• _Instructions for the task_: Give back the full listing, character for character, with no pictures.

-------- Listing

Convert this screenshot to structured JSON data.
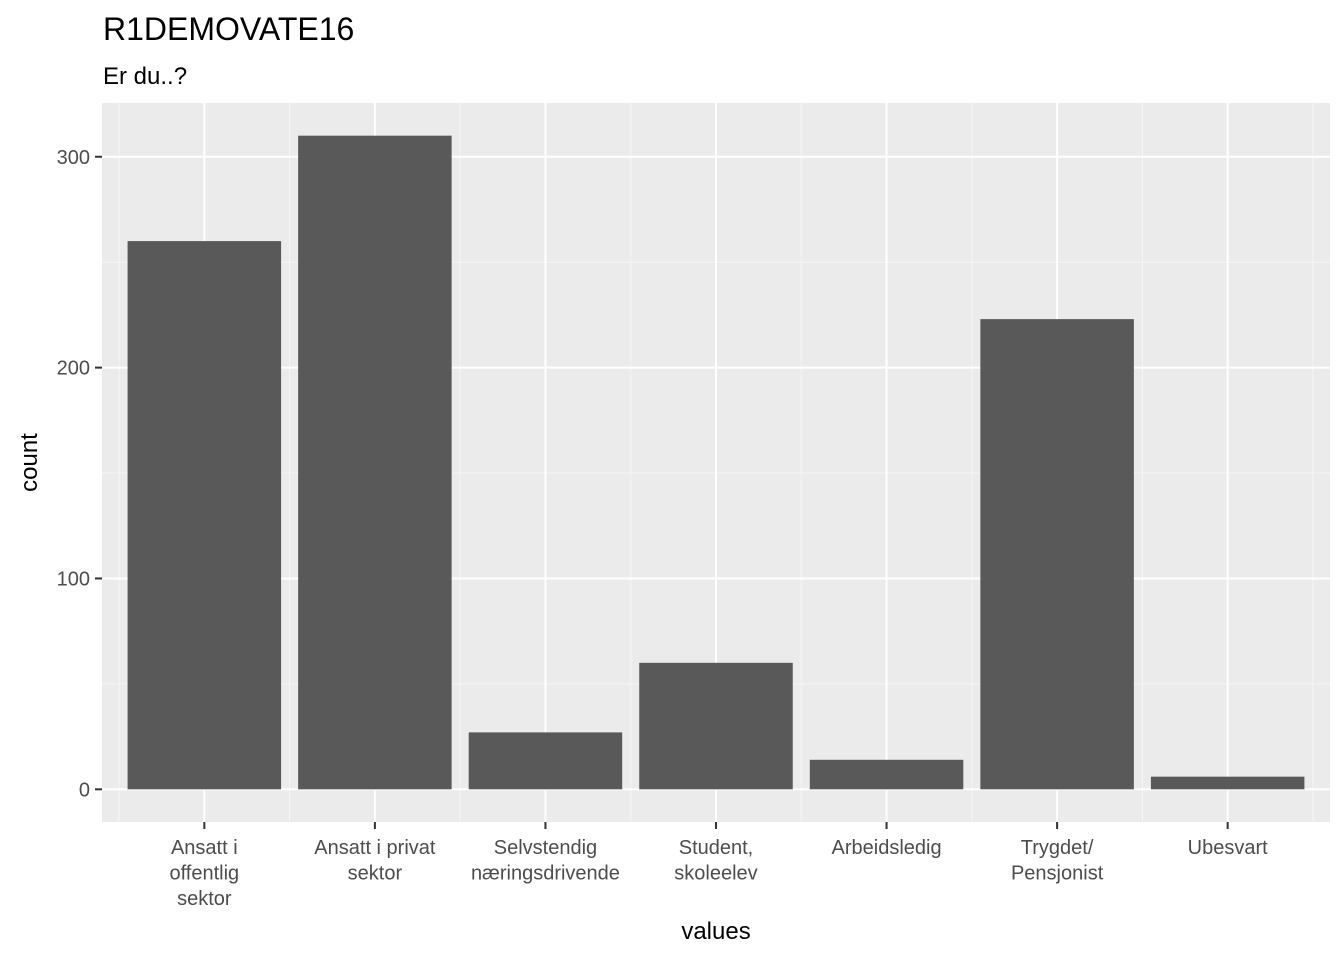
{
  "chart_data": {
    "type": "bar",
    "title": "R1DEMOVATE16",
    "subtitle": "Er du..?",
    "xlabel": "values",
    "ylabel": "count",
    "categories": [
      [
        "Ansatt i",
        "offentlig",
        "sektor"
      ],
      [
        "Ansatt i privat",
        "sektor"
      ],
      [
        "Selvstendig",
        "næringsdrivende"
      ],
      [
        "Student,",
        "skoleelev"
      ],
      [
        "Arbeidsledig"
      ],
      [
        "Trygdet/",
        "Pensjonist"
      ],
      [
        "Ubesvart"
      ]
    ],
    "values": [
      260,
      310,
      27,
      60,
      14,
      223,
      6
    ],
    "ylim": [
      -15.5,
      325.5
    ],
    "yticks": [
      0,
      100,
      200,
      300
    ],
    "grid": true,
    "colors": {
      "bar": "#595959",
      "panel": "#ebebeb",
      "grid_major": "#ffffff",
      "grid_minor": "#f5f5f5",
      "tick": "#333333"
    }
  }
}
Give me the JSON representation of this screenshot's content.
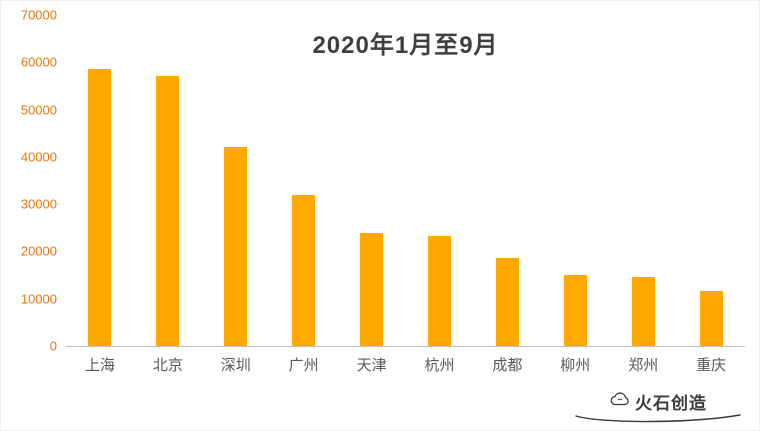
{
  "title": "2020年1月至9月",
  "colors": {
    "bar": "#FFA800",
    "ytick": "#E8740C",
    "title": "#3F3F3F",
    "xlabel": "#595959",
    "axis_line": "#BFBFBF",
    "watermark": "#3A3A3A"
  },
  "chart_data": {
    "type": "bar",
    "title": "2020年1月至9月",
    "categories": [
      "上海",
      "北京",
      "深圳",
      "广州",
      "天津",
      "杭州",
      "成都",
      "柳州",
      "郑州",
      "重庆"
    ],
    "values": [
      58500,
      57000,
      42000,
      32000,
      24000,
      23300,
      18700,
      15000,
      14700,
      11700
    ],
    "xlabel": "",
    "ylabel": "",
    "ylim": [
      0,
      70000
    ],
    "yticks": [
      0,
      10000,
      20000,
      30000,
      40000,
      50000,
      60000,
      70000
    ],
    "grid": false,
    "legend": "none"
  },
  "watermark": {
    "text": "火石创造",
    "logo_icon": "cloud-logo-icon"
  }
}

----------------

• _Task answer_:
Convert this screenshot to structured JSON data.
{
  "chart_data": {
    "type": "bar",
    "title": "R1DEMOVATE16",
    "subtitle": "Er du..?",
    "xlabel": "values",
    "ylabel": "count",
    "categories": [
      [
        "Ansatt i",
        "offentlig",
        "sektor"
      ],
      [
        "Ansatt i privat",
        "sektor"
      ],
      [
        "Selvstendig",
        "næringsdrivende"
      ],
      [
        "Student,",
        "skoleelev"
      ],
      [
        "Arbeidsledig"
      ],
      [
        "Trygdet/",
        "Pensjonist"
      ],
      [
        "Ubesvart"
      ]
    ],
    "values": [
      260,
      310,
      27,
      60,
      14,
      223,
      6
    ],
    "ylim": [
      -15.5,
      325.5
    ],
    "yticks": [
      0,
      100,
      200,
      300
    ],
    "grid": true,
    "colors": {
      "bar": "#595959",
      "panel": "#ebebeb",
      "grid_major": "#ffffff",
      "grid_minor": "#f5f5f5",
      "tick": "#333333"
    }
  }
}
Give me the JSON representation of this screenshot's content.
{
  "title": "2020年1月至9月",
  "colors": {
    "bar": "#FFA800",
    "ytick": "#E8740C",
    "title": "#3F3F3F",
    "xlabel": "#595959",
    "axis_line": "#BFBFBF",
    "watermark": "#3A3A3A"
  },
  "chart_data": {
    "type": "bar",
    "title": "2020年1月至9月",
    "categories": [
      "上海",
      "北京",
      "深圳",
      "广州",
      "天津",
      "杭州",
      "成都",
      "柳州",
      "郑州",
      "重庆"
    ],
    "values": [
      58500,
      57000,
      42000,
      32000,
      24000,
      23300,
      18700,
      15000,
      14700,
      11700
    ],
    "xlabel": "",
    "ylabel": "",
    "ylim": [
      0,
      70000
    ],
    "yticks": [
      0,
      10000,
      20000,
      30000,
      40000,
      50000,
      60000,
      70000
    ],
    "grid": false,
    "legend": "none"
  },
  "watermark": {
    "text": "火石创造",
    "logo_icon": "cloud-logo-icon"
  }
}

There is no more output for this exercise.